Data supplied ::
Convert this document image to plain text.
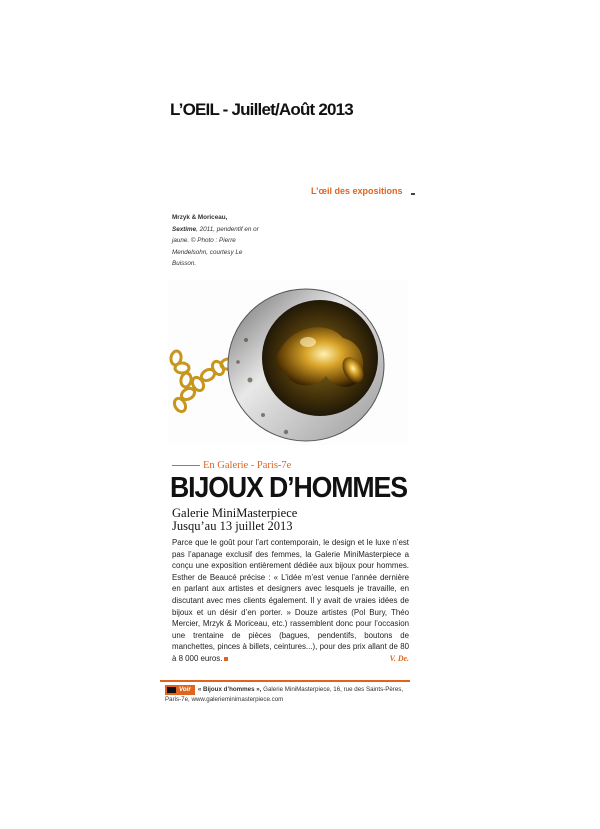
L’OEIL - Juillet/Août 2013
L’œil des expositions
Mrzyk & Moriceau,
Sextime, 2011, pendentif en or jaune. © Photo : Pierre Mendelsohn, courtesy Le Buisson.
En Galerie - Paris-7e
BIJOUX D’HOMMES
Galerie MiniMasterpiece
Jusqu’au 13 juillet 2013
Parce que le goût pour l’art contemporain, le design et le luxe n’est pas l’apanage exclusif des femmes, la Galerie MiniMasterpiece a conçu une exposition entièrement dédiée aux bijoux pour hommes. Esther de Beaucé précise : « L’idée m’est venue l’année dernière en parlant aux artistes et designers avec lesquels je travaille, en discutant avec mes clients également. Il y avait de vraies idées de bijoux et un désir d’en porter. » Douze artistes (Pol Bury, Théo Mercier, Mrzyk & Moriceau, etc.) rassemblent donc pour l’occasion une trentaine de pièces (bagues, pendentifs, boutons de manchettes, pinces à billets, ceintures...), pour des prix allant de 80 à 8 000 euros.	V. De.
Voir « Bijoux d’hommes », Galerie MiniMasterpiece, 16, rue des Saints-Pères, Paris-7e, www.galerieminimasterpiece.com
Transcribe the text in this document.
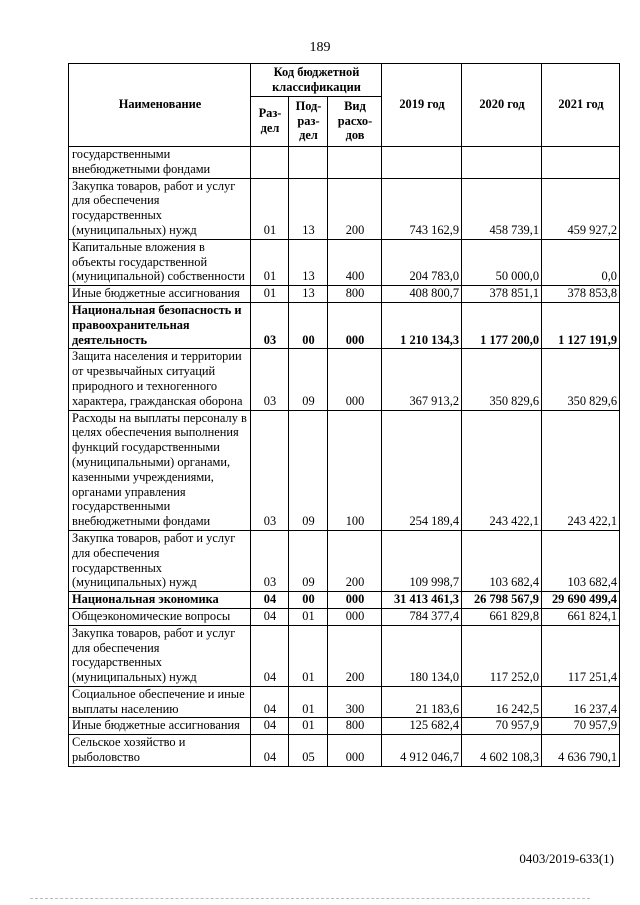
189
Наименование	Код бюджетной классификации			2019 год	2020 год	2021 год
	Раз- дел	Под- раз- дел	Вид расхо- дов			
государственными внебюджетными фондами						
Закупка товаров, работ и услуг для обеспечения государственных (муниципальных) нужд	01	13	200	743 162,9	458 739,1	459 927,2
Капитальные вложения в объекты государственной (муниципальной) собственности	01	13	400	204 783,0	50 000,0	0,0
Иные бюджетные ассигнования	01	13	800	408 800,7	378 851,1	378 853,8
Национальная безопасность и правоохранительная деятельность	03	00	000	1 210 134,3	1 177 200,0	1 127 191,9
Защита населения и территории от чрезвычайных ситуаций природного и техногенного характера, гражданская оборона	03	09	000	367 913,2	350 829,6	350 829,6
Расходы на выплаты персоналу в целях обеспечения выполнения функций государственными (муниципальными) органами, казенными учреждениями, органами управления государственными внебюджетными фондами	03	09	100	254 189,4	243 422,1	243 422,1
Закупка товаров, работ и услуг для обеспечения государственных (муниципальных) нужд	03	09	200	109 998,7	103 682,4	103 682,4
Национальная экономика	04	00	000	31 413 461,3	26 798 567,9	29 690 499,4
Общеэкономические вопросы	04	01	000	784 377,4	661 829,8	661 824,1
Закупка товаров, работ и услуг для обеспечения государственных (муниципальных) нужд	04	01	200	180 134,0	117 252,0	117 251,4
Социальное обеспечение и иные выплаты населению	04	01	300	21 183,6	16 242,5	16 237,4
Иные бюджетные ассигнования	04	01	800	125 682,4	70 957,9	70 957,9
Сельское хозяйство и рыболовство	04	05	000	4 912 046,7	4 602 108,3	4 636 790,1
0403/2019-633(1)
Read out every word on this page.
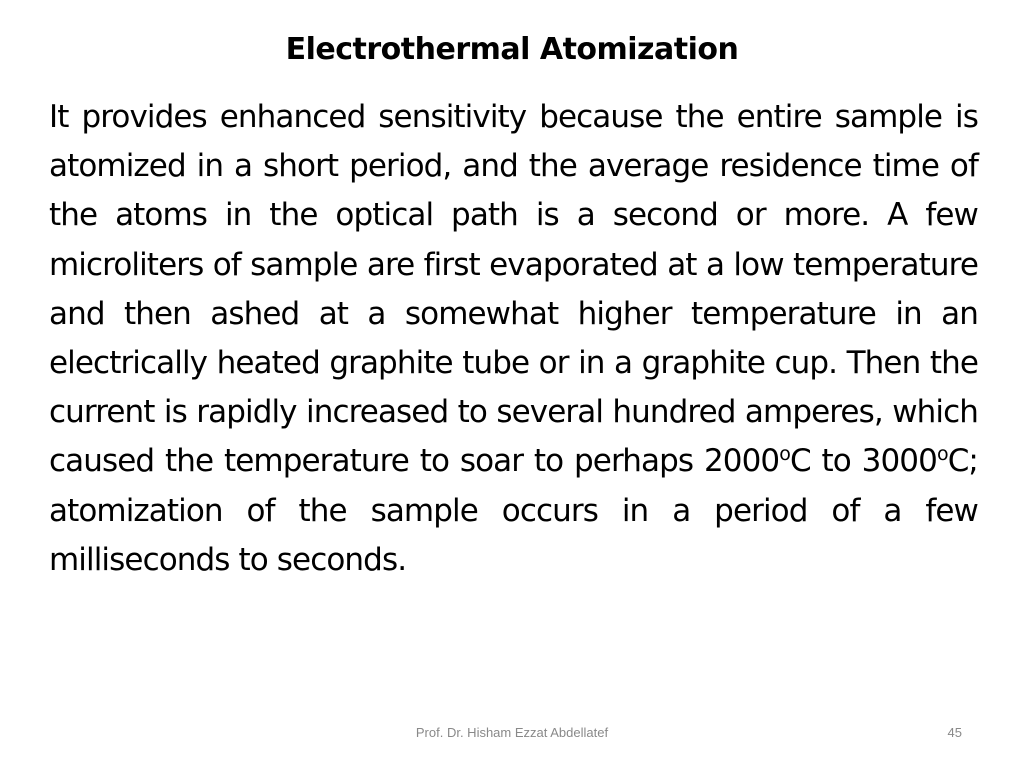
Electrothermal Atomization

It provides enhanced sensitivity because the entire sample is atomized in a short period, and the average residence time of the atoms in the optical path is a second or more. A few microliters of sample are first evaporated at a low temperature and then ashed at a somewhat higher temperature in an electrically heated graphite tube or in a graphite cup. Then the current is rapidly increased to several hundred amperes, which caused the temperature to soar to perhaps 2000$^o$C to 3000$^o$C; atomization of the sample occurs in a period of a few milliseconds to seconds.

Prof. Dr. Hisham Ezzat Abdellatef	45
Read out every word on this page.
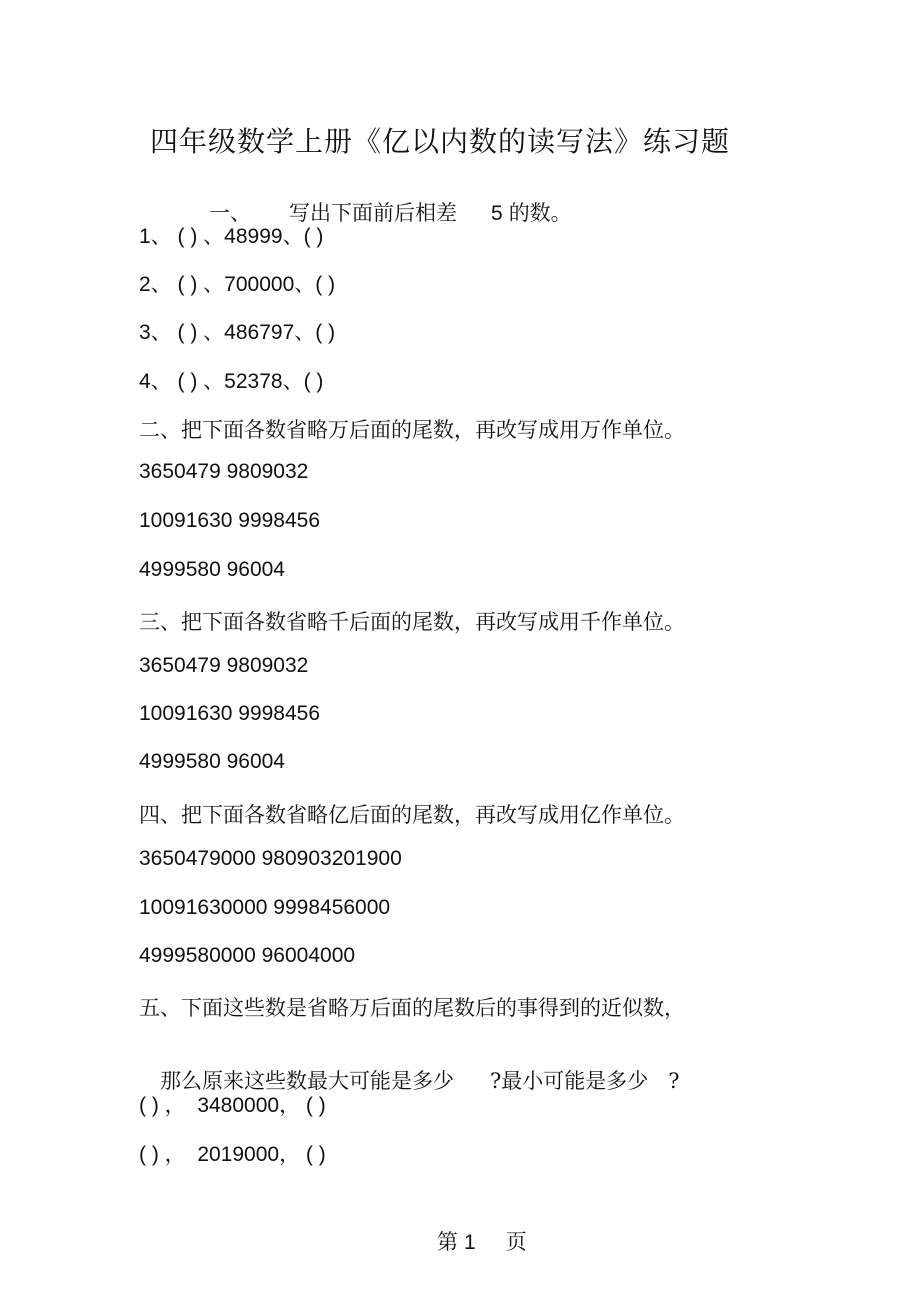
四年级数学上册《亿以内数的读写法》练习题

一、 写出下面前后相差 5 的数。

1、 ( ) 、48999、( )
2、 ( ) 、700000、( )
3、 ( ) 、486797、( )
4、 ( ) 、52378、( )
二、把下面各数省略万后面的尾数，再改写成用万作单位。
3650479 9809032
10091630 9998456
4999580 96004
三、把下面各数省略千后面的尾数，再改写成用千作单位。
3650479 9809032
10091630 9998456
4999580 96004
四、把下面各数省略亿后面的尾数，再改写成用亿作单位。
3650479000 980903201900
10091630000 9998456000
4999580000 96004000
五、下面这些数是省略万后面的尾数后的事得到的近似数，

那么原来这些数最大可能是多少 ?最小可能是多少 ?

( ) ，  3480000， ( )
( ) ，  2019000， ( )

第 1 页
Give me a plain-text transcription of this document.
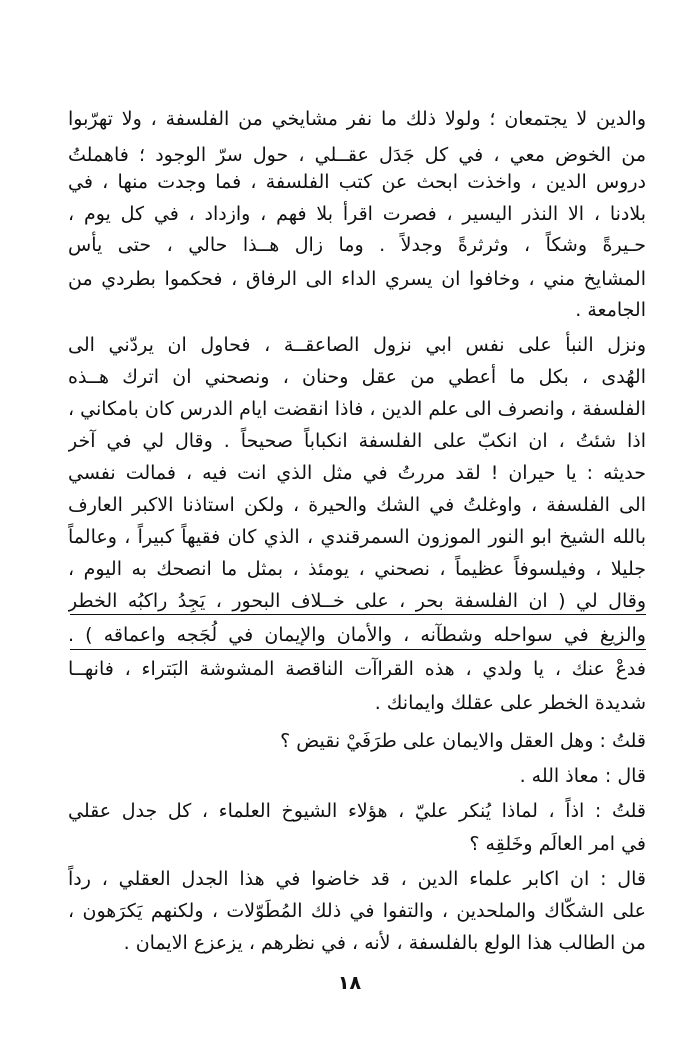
والدين لا يجتمعان ؛ ولولا ذلك ما نفر مشايخي من الفلسفة ، ولا تهرّبوا
من الخوض معي ، في كل جَدَل عقــلي ، حول سرّ الوجود ؛ فاهملتُ
دروس الدين ، واخذت ابحث عن كتب الفلسفة ، فما وجدت منها ، في
بلادنا ، الا النذر اليسير ، فصرت اقرأ بلا فهم ، وازداد ، في كل يوم ،
حـيرةً وشكاً ، وثرثرةً وجدلاً . وما زال هــذا حالي ، حتى يأس
المشايخ مني ، وخافوا ان يسري الداء الى الرفاق ، فحكموا بطردي من
الجامعة .
ونزل النبأ على نفس ابي نزول الصاعقــة ، فحاول ان يردّني الى
الهُدى ، بكل ما أعطي من عقل وحنان ، ونصحني ان اترك هــذه
الفلسفة ، وانصرف الى علم الدين ، فاذا انقضت ايام الدرس كان بامكاني ،
اذا شئتُ ، ان انكبّ على الفلسفة انكباباً صحيحاً . وقال لي في آخر
حديثه : يا حيران ! لقد مررتُ في مثل الذي انت فيه ، فمالت نفسي
الى الفلسفة ، واوغلتُ في الشك والحيرة ، ولكن استاذنا الاكبر العارف
بالله الشيخ ابو النور الموزون السمرقندي ، الذي كان فقيهاً كبيراً ، وعالماً
جليلا ، وفيلسوفاً عظيماً ، نصحني ، يومئذ ، بمثل ما انصحك به اليوم ،
وقال لي ( ان الفلسفة بحر ، على خــلاف البحور ، يَجِدُ راكبُه الخطر
والزيغ في سواحله وشطآنه ، والأمان والإيمان في لُجَجه واعماقه ) .
فدعْ عنك ، يا ولدي ، هذه القراآت الناقصة المشوشة البَتراء ، فانهــا
شديدة الخطر على عقلك وايمانك .
قلتُ : وهل العقل والايمان على طرَفَيْ نقيض ؟
قال : معاذ الله .
قلتُ : اذاً ، لماذا يُنكر عليّ ، هؤلاء الشيوخ العلماء ، كل جدل عقلي
في امر العالَم وخَلقِه ؟
قال : ان اكابر علماء الدين ، قد خاضوا في هذا الجدل العقلي ، رداً
على الشكّاك والملحدين ، والتفوا في ذلك المُطَوّلات ، ولكنهم يَكرَهون ،
من الطالب هذا الولع بالفلسفة ، لأنه ، في نظرهم ، يزعزع الايمان .
١٨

Exercise details :: Print the entries above exactly, taking out only the pictures.

Output of the task ::
Convert this document image to plain text.
L’OEIL - Juillet/Août 2013
L’œil des expositions
Mrzyk & Moriceau,
Sextime, 2011, pendentif en or jaune. © Photo : Pierre Mendelsohn, courtesy Le Buisson.
En Galerie - Paris-7e
BIJOUX D’HOMMES
Galerie MiniMasterpiece
Jusqu’au 13 juillet 2013
Parce que le goût pour l’art contemporain, le design et le luxe n’est pas l’apanage exclusif des femmes, la Galerie MiniMasterpiece a conçu une exposition entièrement dédiée aux bijoux pour hommes. Esther de Beaucé précise : « L’idée m’est venue l’année dernière en parlant aux artistes et designers avec lesquels je travaille, en discutant avec mes clients également. Il y avait de vraies idées de bijoux et un désir d’en porter. » Douze artistes (Pol Bury, Théo Mercier, Mrzyk & Moriceau, etc.) rassemblent donc pour l’occasion une trentaine de pièces (bagues, pendentifs, boutons de manchettes, pinces à billets, ceintures...), pour des prix allant de 80 à 8 000 euros.	V. De.
Voir « Bijoux d’hommes », Galerie MiniMasterpiece, 16, rue des Saints-Pères, Paris-7e, www.galerieminimasterpiece.com
Transcribe the text in this document.
189
Наименование	Код бюджетной классификации			2019 год	2020 год	2021 год
	Раз- дел	Под- раз- дел	Вид расхо- дов			
государственными внебюджетными фондами						
Закупка товаров, работ и услуг для обеспечения государственных (муниципальных) нужд	01	13	200	743 162,9	458 739,1	459 927,2
Капитальные вложения в объекты государственной (муниципальной) собственности	01	13	400	204 783,0	50 000,0	0,0
Иные бюджетные ассигнования	01	13	800	408 800,7	378 851,1	378 853,8
Национальная безопасность и правоохранительная деятельность	03	00	000	1 210 134,3	1 177 200,0	1 127 191,9
Защита населения и территории от чрезвычайных ситуаций природного и техногенного характера, гражданская оборона	03	09	000	367 913,2	350 829,6	350 829,6
Расходы на выплаты персоналу в целях обеспечения выполнения функций государственными (муниципальными) органами, казенными учреждениями, органами управления государственными внебюджетными фондами	03	09	100	254 189,4	243 422,1	243 422,1
Закупка товаров, работ и услуг для обеспечения государственных (муниципальных) нужд	03	09	200	109 998,7	103 682,4	103 682,4
Национальная экономика	04	00	000	31 413 461,3	26 798 567,9	29 690 499,4
Общеэкономические вопросы	04	01	000	784 377,4	661 829,8	661 824,1
Закупка товаров, работ и услуг для обеспечения государственных (муниципальных) нужд	04	01	200	180 134,0	117 252,0	117 251,4
Социальное обеспечение и иные выплаты населению	04	01	300	21 183,6	16 242,5	16 237,4
Иные бюджетные ассигнования	04	01	800	125 682,4	70 957,9	70 957,9
Сельское хозяйство и рыболовство	04	05	000	4 912 046,7	4 602 108,3	4 636 790,1
0403/2019-633(1)
Read out every word on this page.
Electrothermal Atomization

It provides enhanced sensitivity because the entire sample is atomized in a short period, and the average residence time of the atoms in the optical path is a second or more. A few microliters of sample are first evaporated at a low temperature and then ashed at a somewhat higher temperature in an electrically heated graphite tube or in a graphite cup. Then the current is rapidly increased to several hundred amperes, which caused the temperature to soar to perhaps 2000$^o$C to 3000$^o$C; atomization of the sample occurs in a period of a few milliseconds to seconds.

Prof. Dr. Hisham Ezzat Abdellatef	45
Read out every word on this page.
四年级数学上册《亿以内数的读写法》练习题

一、 写出下面前后相差 5 的数。

1、 ( ) 、48999、( )
2、 ( ) 、700000、( )
3、 ( ) 、486797、( )
4、 ( ) 、52378、( )
二、把下面各数省略万后面的尾数，再改写成用万作单位。
3650479 9809032
10091630 9998456
4999580 96004
三、把下面各数省略千后面的尾数，再改写成用千作单位。
3650479 9809032
10091630 9998456
4999580 96004
四、把下面各数省略亿后面的尾数，再改写成用亿作单位。
3650479000 980903201900
10091630000 9998456000
4999580000 96004000
五、下面这些数是省略万后面的尾数后的事得到的近似数，

那么原来这些数最大可能是多少 ?最小可能是多少 ?

( ) ，  3480000， ( )
( ) ，  2019000， ( )

第 1 页
Give me a plain-text transcription of this document.
والدين لا يجتمعان ؛ ولولا ذلك ما نفر مشايخي من الفلسفة ، ولا تهرّبوا
من الخوض معي ، في كل جَدَل عقــلي ، حول سرّ الوجود ؛ فاهملتُ
دروس الدين ، واخذت ابحث عن كتب الفلسفة ، فما وجدت منها ، في
بلادنا ، الا النذر اليسير ، فصرت اقرأ بلا فهم ، وازداد ، في كل يوم ،
حـيرةً وشكاً ، وثرثرةً وجدلاً . وما زال هــذا حالي ، حتى يأس
المشايخ مني ، وخافوا ان يسري الداء الى الرفاق ، فحكموا بطردي من
الجامعة .
ونزل النبأ على نفس ابي نزول الصاعقــة ، فحاول ان يردّني الى
الهُدى ، بكل ما أعطي من عقل وحنان ، ونصحني ان اترك هــذه
الفلسفة ، وانصرف الى علم الدين ، فاذا انقضت ايام الدرس كان بامكاني ،
اذا شئتُ ، ان انكبّ على الفلسفة انكباباً صحيحاً . وقال لي في آخر
حديثه : يا حيران ! لقد مررتُ في مثل الذي انت فيه ، فمالت نفسي
الى الفلسفة ، واوغلتُ في الشك والحيرة ، ولكن استاذنا الاكبر العارف
بالله الشيخ ابو النور الموزون السمرقندي ، الذي كان فقيهاً كبيراً ، وعالماً
جليلا ، وفيلسوفاً عظيماً ، نصحني ، يومئذ ، بمثل ما انصحك به اليوم ،
وقال لي ( ان الفلسفة بحر ، على خــلاف البحور ، يَجِدُ راكبُه الخطر
والزيغ في سواحله وشطآنه ، والأمان والإيمان في لُجَجه واعماقه ) .
فدعْ عنك ، يا ولدي ، هذه القراآت الناقصة المشوشة البَتراء ، فانهــا
شديدة الخطر على عقلك وايمانك .
قلتُ : وهل العقل والايمان على طرَفَيْ نقيض ؟
قال : معاذ الله .
قلتُ : اذاً ، لماذا يُنكر عليّ ، هؤلاء الشيوخ العلماء ، كل جدل عقلي
في امر العالَم وخَلقِه ؟
قال : ان اكابر علماء الدين ، قد خاضوا في هذا الجدل العقلي ، رداً
على الشكّاك والملحدين ، والتفوا في ذلك المُطَوّلات ، ولكنهم يَكرَهون ،
من الطالب هذا الولع بالفلسفة ، لأنه ، في نظرهم ، يزعزع الايمان .
١٨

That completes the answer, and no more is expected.